____ EXTRACTED MATERIAL

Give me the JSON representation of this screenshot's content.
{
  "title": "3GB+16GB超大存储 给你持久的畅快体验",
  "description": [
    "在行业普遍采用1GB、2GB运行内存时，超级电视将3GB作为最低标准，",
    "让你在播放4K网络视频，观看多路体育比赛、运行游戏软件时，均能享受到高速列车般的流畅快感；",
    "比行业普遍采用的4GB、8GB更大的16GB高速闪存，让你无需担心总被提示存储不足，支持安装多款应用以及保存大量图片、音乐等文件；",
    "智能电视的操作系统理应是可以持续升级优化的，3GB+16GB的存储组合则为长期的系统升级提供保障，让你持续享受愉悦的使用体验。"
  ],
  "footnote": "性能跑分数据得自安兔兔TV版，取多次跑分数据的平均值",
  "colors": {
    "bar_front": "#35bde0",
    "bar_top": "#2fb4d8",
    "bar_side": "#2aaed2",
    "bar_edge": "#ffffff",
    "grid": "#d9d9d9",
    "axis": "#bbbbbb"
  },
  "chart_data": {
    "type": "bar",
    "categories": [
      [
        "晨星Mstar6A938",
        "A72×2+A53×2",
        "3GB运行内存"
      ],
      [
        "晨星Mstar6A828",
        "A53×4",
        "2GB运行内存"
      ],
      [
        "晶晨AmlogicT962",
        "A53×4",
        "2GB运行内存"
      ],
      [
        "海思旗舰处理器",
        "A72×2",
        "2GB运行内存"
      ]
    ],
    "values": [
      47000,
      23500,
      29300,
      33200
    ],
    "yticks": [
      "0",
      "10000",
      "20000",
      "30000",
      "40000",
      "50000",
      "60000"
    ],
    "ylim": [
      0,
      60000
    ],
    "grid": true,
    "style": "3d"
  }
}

________

TASK REQUIREMENTS: Return all of the data precisely as it appears.

RESULT:
Give me the JSON representation of this screenshot's content.
{
  "title": "3GB+16GB超大存储 给你持久的畅快体验",
  "description": [
    "在行业普遍采用1GB、2GB运行内存时，超级电视将3GB作为最低标准，",
    "让你在播放4K网络视频，观看多路体育比赛、运行游戏软件时，均能享受到高速列车般的流畅快感；",
    "比行业普遍采用的4GB、8GB更大的16GB高速闪存，让你无需担心总被提示存储不足，支持安装多款应用以及保存大量图片、音乐等文件；",
    "智能电视的操作系统理应是可以持续升级优化的，3GB+16GB的存储组合则为长期的系统升级提供保障，让你持续享受愉悦的使用体验。"
  ],
  "footnote": "性能跑分数据得自安兔兔TV版，取多次跑分数据的平均值",
  "colors": {
    "bar_front": "#35bde0",
    "bar_top": "#2fb4d8",
    "bar_side": "#2aaed2",
    "bar_edge": "#ffffff",
    "grid": "#d9d9d9",
    "axis": "#bbbbbb"
  },
  "chart_data": {
    "type": "bar",
    "categories": [
      [
        "晨星Mstar6A938",
        "A72×2+A53×2",
        "3GB运行内存"
      ],
      [
        "晨星Mstar6A828",
        "A53×4",
        "2GB运行内存"
      ],
      [
        "晶晨AmlogicT962",
        "A53×4",
        "2GB运行内存"
      ],
      [
        "海思旗舰处理器",
        "A72×2",
        "2GB运行内存"
      ]
    ],
    "values": [
      47000,
      23500,
      29300,
      33200
    ],
    "yticks": [
      "0",
      "10000",
      "20000",
      "30000",
      "40000",
      "50000",
      "60000"
    ],
    "ylim": [
      0,
      60000
    ],
    "grid": true,
    "style": "3d"
  }
}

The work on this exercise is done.